How many lines of the entries below include the word "genérica"? Answer with the number alone.

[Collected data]

------

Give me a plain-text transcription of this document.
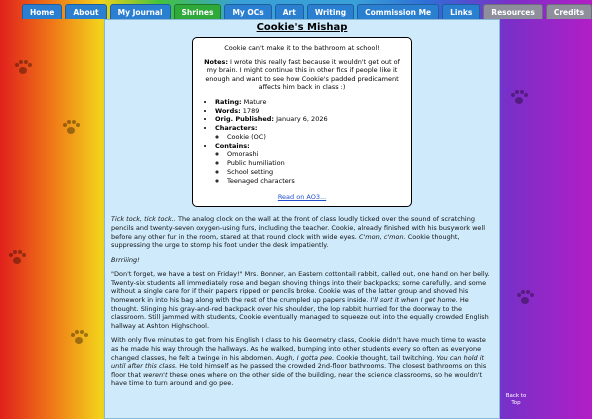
Home	About	My Journal	Shrines	My OCs	Art	Writing	Commission Me	Links	Resources	Credits
Cookie's Mishap

Cookie can't make it to the bathroom at school!

Notes: I wrote this really fast because it wouldn't get out of my brain. I might continue this in other fics if people like it enough and want to see how Cookie's padded predicament affects him back in class :)

• Rating: Mature
• Words: 1789
• Orig. Published: January 6, 2026
• Characters:
◦ Cookie (OC)
• Contains:
◦ Omorashi
◦ Public humiliation
◦ School setting
◦ Teenaged characters
Read on AO3...

Tick tock, tick tock.. The analog clock on the wall at the front of class loudly ticked over the sound of scratching pencils and twenty-seven oxygen-using furs, including the teacher. Cookie, already finished with his busywork well before any other fur in the room, stared at that round clock with wide eyes. C'mon, c'mon. Cookie thought, suppressing the urge to stomp his foot under the desk impatiently.

Brrriiing!

"Don't forget, we have a test on Friday!" Mrs. Bonner, an Eastern cottontail rabbit, called out, one hand on her belly. Twenty-six students all immediately rose and began shoving things into their backpacks; some carefully, and some without a single care for if their papers ripped or pencils broke. Cookie was of the latter group and shoved his homework in into his bag along with the rest of the crumpled up papers inside. I'll sort it when I get home. He thought. Slinging his gray-and-red backpack over his shoulder, the lop rabbit hurried for the doorway to the classroom. Still jammed with students, Cookie eventually managed to squeeze out into the equally crowded English hallway at Ashton Highschool.

With only five minutes to get from his English I class to his Geometry class, Cookie didn't have much time to waste as he made his way through the hallways. As he walked, bumping into other students every so often as everyone changed classes, he felt a twinge in his abdomen. Augh, I gotta pee. Cookie thought, tail twitching. You can hold it until after this class. He told himself as he passed the crowded 2nd-floor bathrooms. The closest bathrooms on this floor that weren't these ones where on the other side of the building, near the science classrooms, so he wouldn't have time to turn around and go pee.

Back to Top
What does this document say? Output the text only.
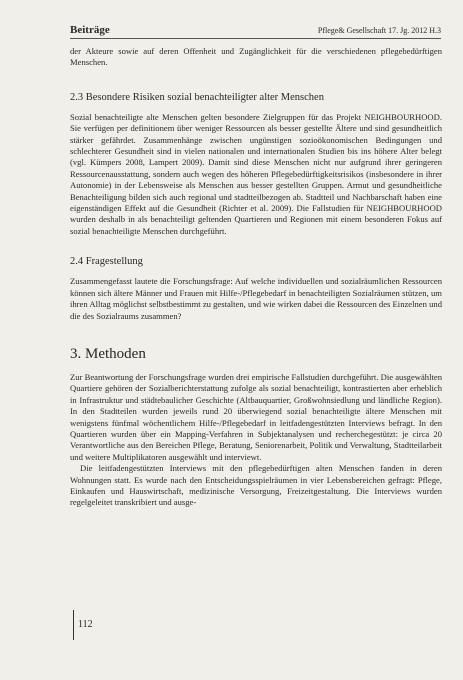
Beiträge	Pflege& Gesellschaft 17. Jg. 2012 H.3

der Akteure sowie auf deren Offenheit und Zugänglichkeit für die verschiedenen pflegebedürftigen Menschen.

2.3 Besondere Risiken sozial benachteiligter alter Menschen

Sozial benachteiligte alte Menschen gelten besondere Zielgruppen für das Projekt NEIGHBOURHOOD. Sie verfügen per definitionem über weniger Ressourcen als besser gestellte Ältere und sind gesundheitlich stärker gefährdet. Zusammenhänge zwischen ungünstigen sozioökonomischen Bedingungen und schlechterer Gesundheit sind in vielen nationalen und internationalen Studien bis ins höhere Alter belegt (vgl. Kümpers 2008, Lampert 2009). Damit sind diese Menschen nicht nur aufgrund ihrer geringeren Ressourcenausstattung, sondern auch wegen des höheren Pflegebedürftigkeitsrisikos (insbesondere in ihrer Autonomie) in der Lebensweise als Menschen aus besser gestellten Gruppen. Armut und gesundheitliche Benachteiligung bilden sich auch regional und stadtteilbezogen ab. Stadtteil und Nachbarschaft haben eine eigenständigen Effekt auf die Gesundheit (Richter et al. 2009). Die Fallstudien für NEIGHBOURHOOD wurden deshalb in als benachteiligt geltenden Quartieren und Regionen mit einem besonderen Fokus auf sozial benachteiligte Menschen durchgeführt.

2.4 Fragestellung

Zusammengefasst lautete die Forschungsfrage: Auf welche individuellen und sozialräumlichen Ressourcen können sich ältere Männer und Frauen mit Hilfe-/Pflegebedarf in benachteiligten Sozialräumen stützen, um ihren Alltag möglichst selbstbestimmt zu gestalten, und wie wirken dabei die Ressourcen des Einzelnen und die des Sozialraums zusammen?

3. Methoden

Zur Beantwortung der Forschungsfrage wurden drei empirische Fallstudien durchgeführt. Die ausgewählten Quartiere gehören der Sozialberichterstattung zufolge als sozial benachteiligt, kontrastierten aber erheblich in Infrastruktur und städtebaulicher Geschichte (Altbauquartier, Großwohnsiedlung und ländliche Region). In den Stadtteilen wurden jeweils rund 20 überwiegend sozial benachteiligte ältere Menschen mit wenigstens fünfmal wöchentlichem Hilfe-/Pflegebedarf in leitfadengestützten Interviews befragt. In den Quartieren wurden über ein Mapping-Verfahren in Subjektanalysen und recherchegestützt: je circa 20 Verantwortliche aus den Bereichen Pflege, Beratung, Seniorenarbeit, Politik und Verwaltung, Stadtteilarbeit und weitere Multiplikatoren ausgewählt und interviewt.

Die leitfadengestützten Interviews mit den pflegebedürftigen alten Menschen fanden in deren Wohnungen statt. Es wurde nach den Entscheidungsspielräumen in vier Lebensbereichen gefragt: Pflege, Einkaufen und Hauswirtschaft, medizinische Versorgung, Freizeitgestaltung. Die Interviews wurden regelgeleitet transkribiert und ausge-

112
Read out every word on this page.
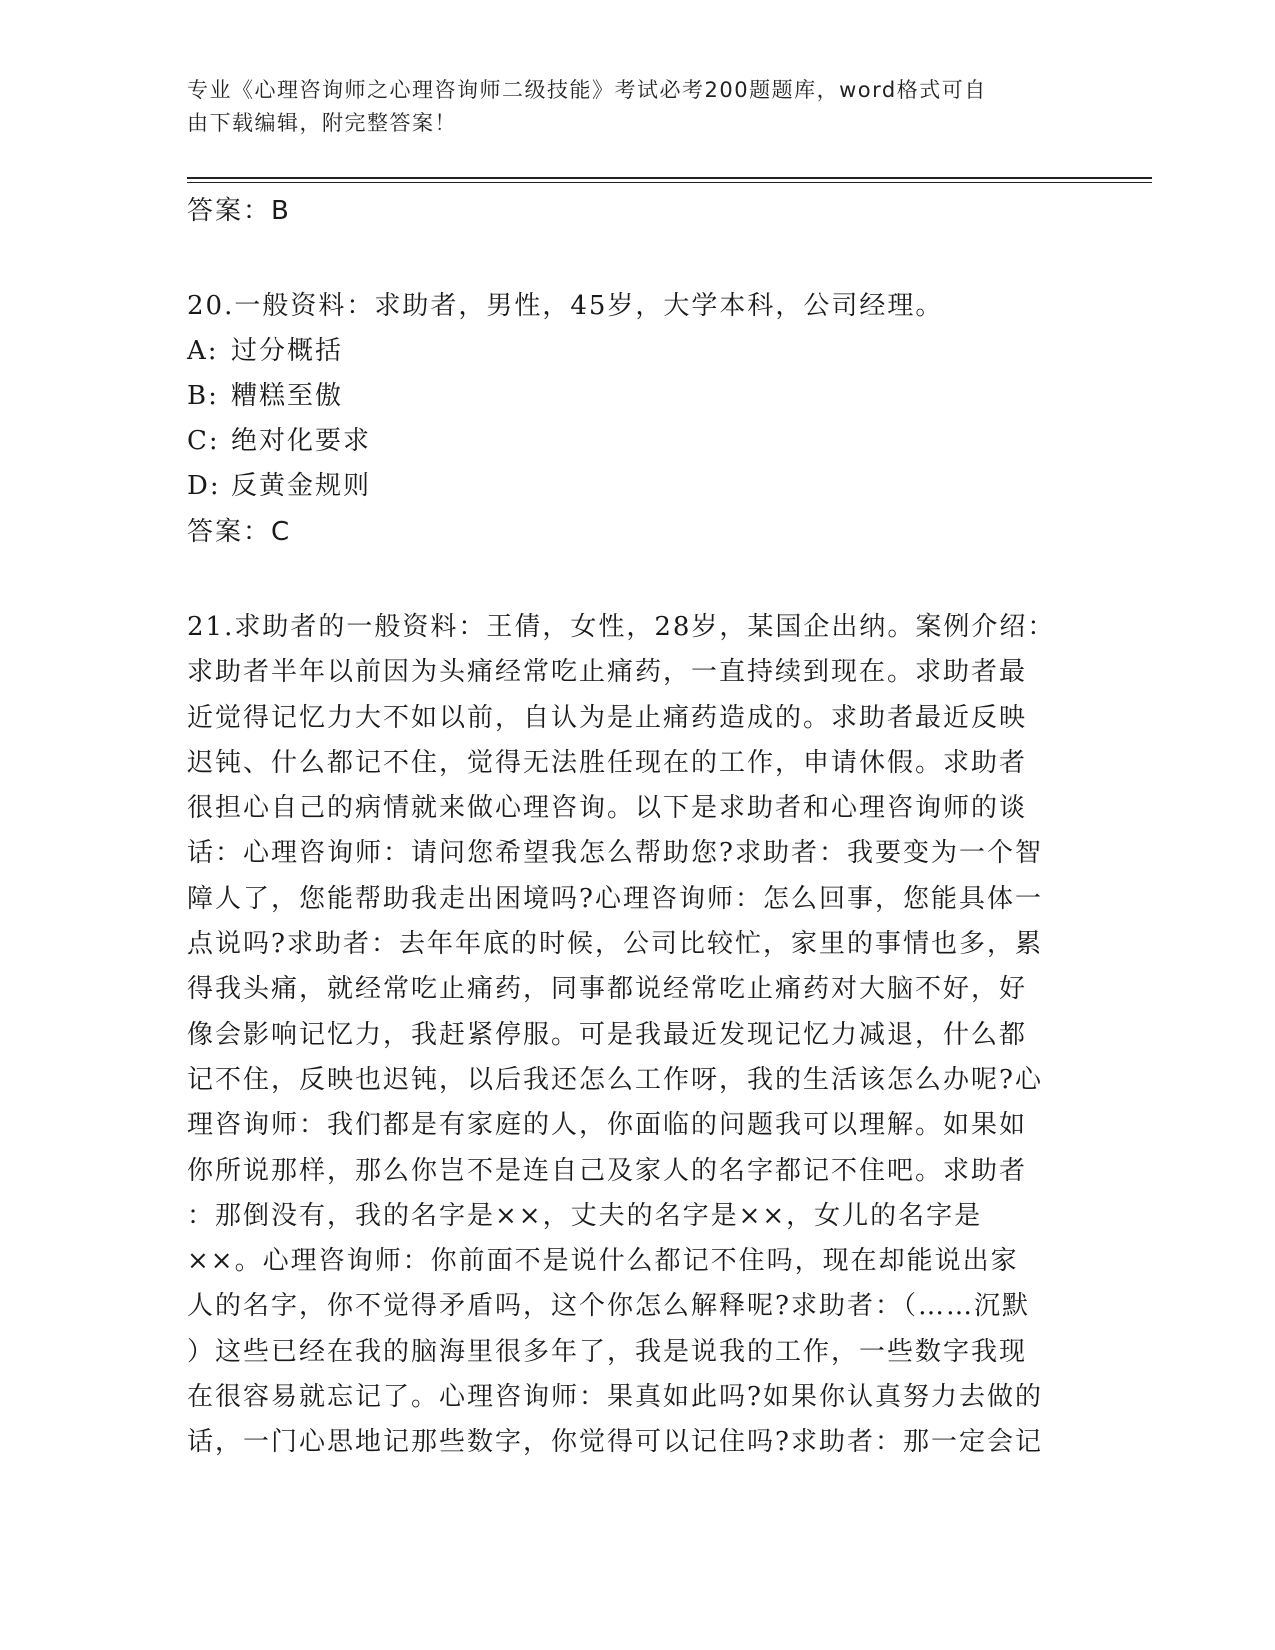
专业《心理咨询师之心理咨询师二级技能》考试必考200题题库，word格式可自
由下载编辑，附完整答案！
答案：B
20.一般资料：求助者，男性，45岁，大学本科，公司经理。
A: 过分概括
B: 糟糕至傲
C: 绝对化要求
D: 反黄金规则
答案：C
21.求助者的一般资料：王倩，女性，28岁，某国企出纳。案例介绍：
求助者半年以前因为头痛经常吃止痛药，一直持续到现在。求助者最
近觉得记忆力大不如以前，自认为是止痛药造成的。求助者最近反映
迟钝、什么都记不住，觉得无法胜任现在的工作，申请休假。求助者
很担心自己的病情就来做心理咨询。以下是求助者和心理咨询师的谈
话：心理咨询师：请问您希望我怎么帮助您?求助者：我要变为一个智
障人了，您能帮助我走出困境吗?心理咨询师：怎么回事，您能具体一
点说吗?求助者：去年年底的时候，公司比较忙，家里的事情也多，累
得我头痛，就经常吃止痛药，同事都说经常吃止痛药对大脑不好，好
像会影响记忆力，我赶紧停服。可是我最近发现记忆力减退，什么都
记不住，反映也迟钝，以后我还怎么工作呀，我的生活该怎么办呢?心
理咨询师：我们都是有家庭的人，你面临的问题我可以理解。如果如
你所说那样，那么你岂不是连自己及家人的名字都记不住吧。求助者
：那倒没有，我的名字是××，丈夫的名字是××，女儿的名字是
××。心理咨询师：你前面不是说什么都记不住吗，现在却能说出家
人的名字，你不觉得矛盾吗，这个你怎么解释呢?求助者：（……沉默
）这些已经在我的脑海里很多年了，我是说我的工作，一些数字我现
在很容易就忘记了。心理咨询师：果真如此吗?如果你认真努力去做的
话，一门心思地记那些数字，你觉得可以记住吗?求助者：那一定会记
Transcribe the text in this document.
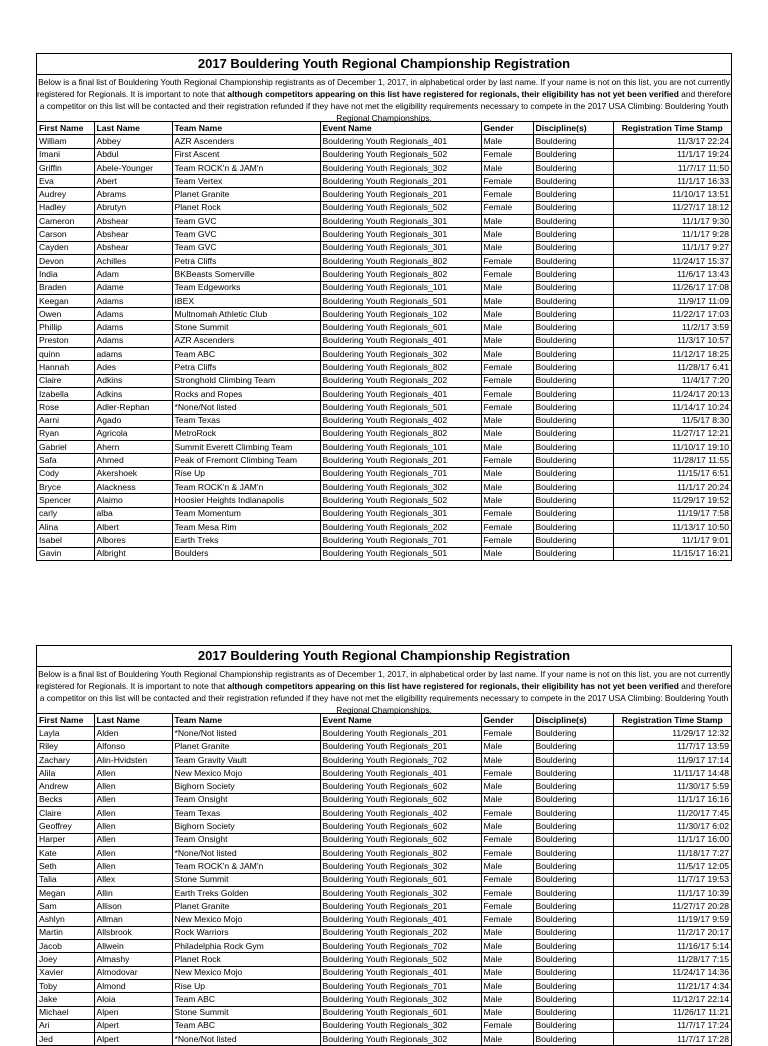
2017 Bouldering Youth Regional Championship Registration
Below is a final list of Bouldering Youth Regional Championship registrants as of December 1, 2017, in alphabetical order by last name. If your name is not on this list, you are not currently registered for Regionals. It is important to note that although competitors appearing on this list have registered for regionals, their eligibility has not yet been verified and therefore a competitor on this list will be contacted and their registration refunded if they have not met the eligibility requirements necessary to compete in the 2017 USA Climbing: Bouldering Youth Regional Championships.
First Name	Last Name	Team Name	Event Name	Gender	Discipline(s)	Registration Time Stamp
William	Abbey	AZR Ascenders	Bouldering Youth Regionals_401	Male	Bouldering	11/3/17 22:24
Imani	Abdul	First Ascent	Bouldering Youth Regionals_502	Female	Bouldering	11/1/17 19:24
Griffin	Abele-Younger	Team ROCK'n & JAM'n	Bouldering Youth Regionals_302	Male	Bouldering	11/7/17 11:50
Eva	Abert	Team Vertex	Bouldering Youth Regionals_201	Female	Bouldering	11/1/17 16:33
Audrey	Abrams	Planet Granite	Bouldering Youth Regionals_201	Female	Bouldering	11/10/17 13:51
Hadley	Abrutyn	Planet Rock	Bouldering Youth Regionals_502	Female	Bouldering	11/27/17 18:12
Cameron	Abshear	Team GVC	Bouldering Youth Regionals_301	Male	Bouldering	11/1/17 9:30
Carson	Abshear	Team GVC	Bouldering Youth Regionals_301	Male	Bouldering	11/1/17 9:28
Cayden	Abshear	Team GVC	Bouldering Youth Regionals_301	Male	Bouldering	11/1/17 9:27
Devon	Achilles	Petra Cliffs	Bouldering Youth Regionals_802	Female	Bouldering	11/24/17 15:37
India	Adam	BKBeasts Somerville	Bouldering Youth Regionals_802	Female	Bouldering	11/6/17 13:43
Braden	Adame	Team Edgeworks	Bouldering Youth Regionals_101	Male	Bouldering	11/26/17 17:08
Keegan	Adams	IBEX	Bouldering Youth Regionals_501	Male	Bouldering	11/9/17 11:09
Owen	Adams	Multnomah Athletic Club	Bouldering Youth Regionals_102	Male	Bouldering	11/22/17 17:03
Phillip	Adams	Stone Summit	Bouldering Youth Regionals_601	Male	Bouldering	11/2/17 3:59
Preston	Adams	AZR Ascenders	Bouldering Youth Regionals_401	Male	Bouldering	11/3/17 10:57
quinn	adams	Team ABC	Bouldering Youth Regionals_302	Male	Bouldering	11/12/17 18:25
Hannah	Ades	Petra Cliffs	Bouldering Youth Regionals_802	Female	Bouldering	11/28/17 6:41
Claire	Adkins	Stronghold Climbing Team	Bouldering Youth Regionals_202	Female	Bouldering	11/4/17 7:20
Izabella	Adkins	Rocks and Ropes	Bouldering Youth Regionals_401	Female	Bouldering	11/24/17 20:13
Rose	Adler-Rephan	*None/Not listed	Bouldering Youth Regionals_501	Female	Bouldering	11/14/17 10:24
Aarni	Agado	Team Texas	Bouldering Youth Regionals_402	Male	Bouldering	11/5/17 8:30
Ryan	Agricola	MetroRock	Bouldering Youth Regionals_802	Male	Bouldering	11/27/17 12:21
Gabriel	Ahern	Summit Everett Climbing Team	Bouldering Youth Regionals_101	Male	Bouldering	11/10/17 19:10
Safa	Ahmed	Peak of Fremont Climbing Team	Bouldering Youth Regionals_201	Female	Bouldering	11/28/17 11:55
Cody	Akershoek	Rise Up	Bouldering Youth Regionals_701	Male	Bouldering	11/15/17 6:51
Bryce	Alackness	Team ROCK'n & JAM'n	Bouldering Youth Regionals_302	Male	Bouldering	11/1/17 20:24
Spencer	Alaimo	Hoosier Heights Indianapolis	Bouldering Youth Regionals_502	Male	Bouldering	11/29/17 19:52
carly	alba	Team Momentum	Bouldering Youth Regionals_301	Female	Bouldering	11/19/17 7:58
Alina	Albert	Team Mesa Rim	Bouldering Youth Regionals_202	Female	Bouldering	11/13/17 10:50
Isabel	Albores	Earth Treks	Bouldering Youth Regionals_701	Female	Bouldering	11/1/17 9:01
Gavin	Albright	Boulders	Bouldering Youth Regionals_501	Male	Bouldering	11/15/17 16:21
2017 Bouldering Youth Regional Championship Registration
Below is a final list of Bouldering Youth Regional Championship registrants as of December 1, 2017, in alphabetical order by last name. If your name is not on this list, you are not currently registered for Regionals. It is important to note that although competitors appearing on this list have registered for regionals, their eligibility has not yet been verified and therefore a competitor on this list will be contacted and their registration refunded if they have not met the eligibility requirements necessary to compete in the 2017 USA Climbing: Bouldering Youth Regional Championships.
First Name	Last Name	Team Name	Event Name	Gender	Discipline(s)	Registration Time Stamp
Layla	Alden	*None/Not listed	Bouldering Youth Regionals_201	Female	Bouldering	11/29/17 12:32
Riley	Alfonso	Planet Granite	Bouldering Youth Regionals_201	Male	Bouldering	11/7/17 13:59
Zachary	Alin-Hvidsten	Team Gravity Vault	Bouldering Youth Regionals_702	Male	Bouldering	11/9/17 17:14
Alila	Allen	New Mexico Mojo	Bouldering Youth Regionals_401	Female	Bouldering	11/11/17 14:48
Andrew	Allen	Bighorn Society	Bouldering Youth Regionals_602	Male	Bouldering	11/30/17 5:59
Becks	Allen	Team Onsight	Bouldering Youth Regionals_602	Male	Bouldering	11/1/17 16:16
Claire	Allen	Team Texas	Bouldering Youth Regionals_402	Female	Bouldering	11/20/17 7:45
Geoffrey	Allen	Bighorn Society	Bouldering Youth Regionals_602	Male	Bouldering	11/30/17 6:02
Harper	Allen	Team Onsight	Bouldering Youth Regionals_602	Female	Bouldering	11/1/17 16:00
Kate	Allen	*None/Not listed	Bouldering Youth Regionals_802	Female	Bouldering	11/18/17 7:27
Seth	Allen	Team ROCK'n & JAM'n	Bouldering Youth Regionals_302	Male	Bouldering	11/5/17 12:05
Talia	Allex	Stone Summit	Bouldering Youth Regionals_601	Female	Bouldering	11/7/17 19:53
Megan	Allin	Earth Treks Golden	Bouldering Youth Regionals_302	Female	Bouldering	11/1/17 10:39
Sam	Allison	Planet Granite	Bouldering Youth Regionals_201	Female	Bouldering	11/27/17 20:28
Ashlyn	Allman	New Mexico Mojo	Bouldering Youth Regionals_401	Female	Bouldering	11/19/17 9:59
Martin	Allsbrook	Rock Warriors	Bouldering Youth Regionals_202	Male	Bouldering	11/2/17 20:17
Jacob	Allwein	Philadelphia Rock Gym	Bouldering Youth Regionals_702	Male	Bouldering	11/16/17 5:14
Joey	Almashy	Planet Rock	Bouldering Youth Regionals_502	Male	Bouldering	11/28/17 7:15
Xavier	Almodovar	New Mexico Mojo	Bouldering Youth Regionals_401	Male	Bouldering	11/24/17 14:36
Toby	Almond	Rise Up	Bouldering Youth Regionals_701	Male	Bouldering	11/21/17 4:34
Jake	Aloia	Team ABC	Bouldering Youth Regionals_302	Male	Bouldering	11/12/17 22:14
Michael	Alpen	Stone Summit	Bouldering Youth Regionals_601	Male	Bouldering	11/26/17 11:21
Ari	Alpert	Team ABC	Bouldering Youth Regionals_302	Female	Bouldering	11/7/17 17:24
Jed	Alpert	*None/Not listed	Bouldering Youth Regionals_302	Male	Bouldering	11/7/17 17:28
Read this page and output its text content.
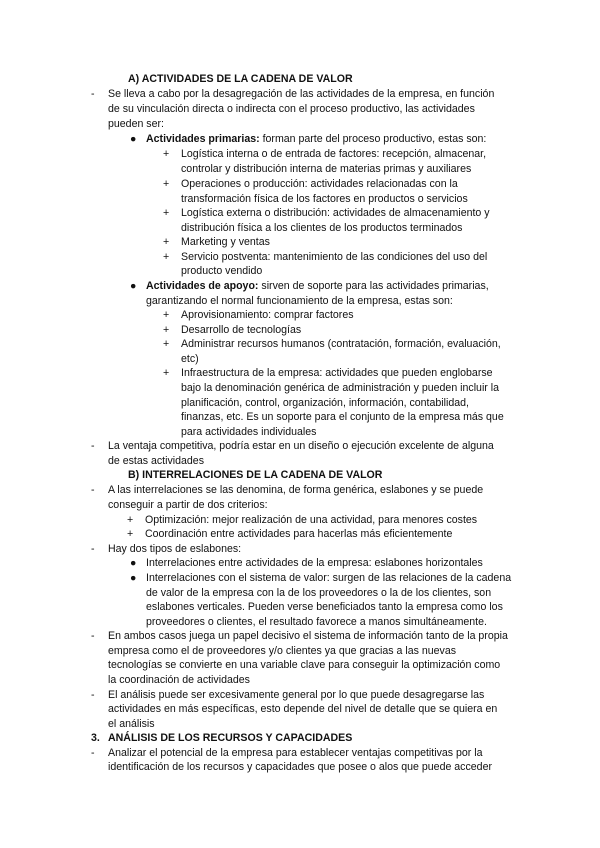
A) ACTIVIDADES DE LA CADENA DE VALOR
- Se lleva a cabo por la desagregación de las actividades de la empresa, en función
de su vinculación directa o indirecta con el proceso productivo, las actividades
pueden ser:
● Actividades primarias: forman parte del proceso productivo, estas son:
+ Logística interna o de entrada de factores: recepción, almacenar,
controlar y distribución interna de materias primas y auxiliares
+ Operaciones o producción: actividades relacionadas con la
transformación física de los factores en productos o servicios
+ Logística externa o distribución: actividades de almacenamiento y
distribución física a los clientes de los productos terminados
+ Marketing y ventas
+ Servicio postventa: mantenimiento de las condiciones del uso del
producto vendido
● Actividades de apoyo: sirven de soporte para las actividades primarias,
garantizando el normal funcionamiento de la empresa, estas son:
+ Aprovisionamiento: comprar factores
+ Desarrollo de tecnologías
+ Administrar recursos humanos (contratación, formación, evaluación,
etc)
+ Infraestructura de la empresa: actividades que pueden englobarse
bajo la denominación genérica de administración y pueden incluir la
planificación, control, organización, información, contabilidad,
finanzas, etc. Es un soporte para el conjunto de la empresa más que
para actividades individuales
- La ventaja competitiva, podría estar en un diseño o ejecución excelente de alguna
de estas actividades
B) INTERRELACIONES DE LA CADENA DE VALOR
- A las interrelaciones se las denomina, de forma genérica, eslabones y se puede
conseguir a partir de dos criterios:
+ Optimización: mejor realización de una actividad, para menores costes
+ Coordinación entre actividades para hacerlas más eficientemente
- Hay dos tipos de eslabones:
● Interrelaciones entre actividades de la empresa: eslabones horizontales
● Interrelaciones con el sistema de valor: surgen de las relaciones de la cadena
de valor de la empresa con la de los proveedores o la de los clientes, son
eslabones verticales. Pueden verse beneficiados tanto la empresa como los
proveedores o clientes, el resultado favorece a manos simultáneamente.
- En ambos casos juega un papel decisivo el sistema de información tanto de la propia
empresa como el de proveedores y/o clientes ya que gracias a las nuevas
tecnologías se convierte en una variable clave para conseguir la optimización como
la coordinación de actividades
- El análisis puede ser excesivamente general por lo que puede desagregarse las
actividades en más específicas, esto depende del nivel de detalle que se quiera en
el análisis
3. ANÁLISIS DE LOS RECURSOS Y CAPACIDADES
- Analizar el potencial de la empresa para establecer ventajas competitivas por la
identificación de los recursos y capacidades que posee o alos que puede acceder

------

* _SOLVED PROBLEM_: 2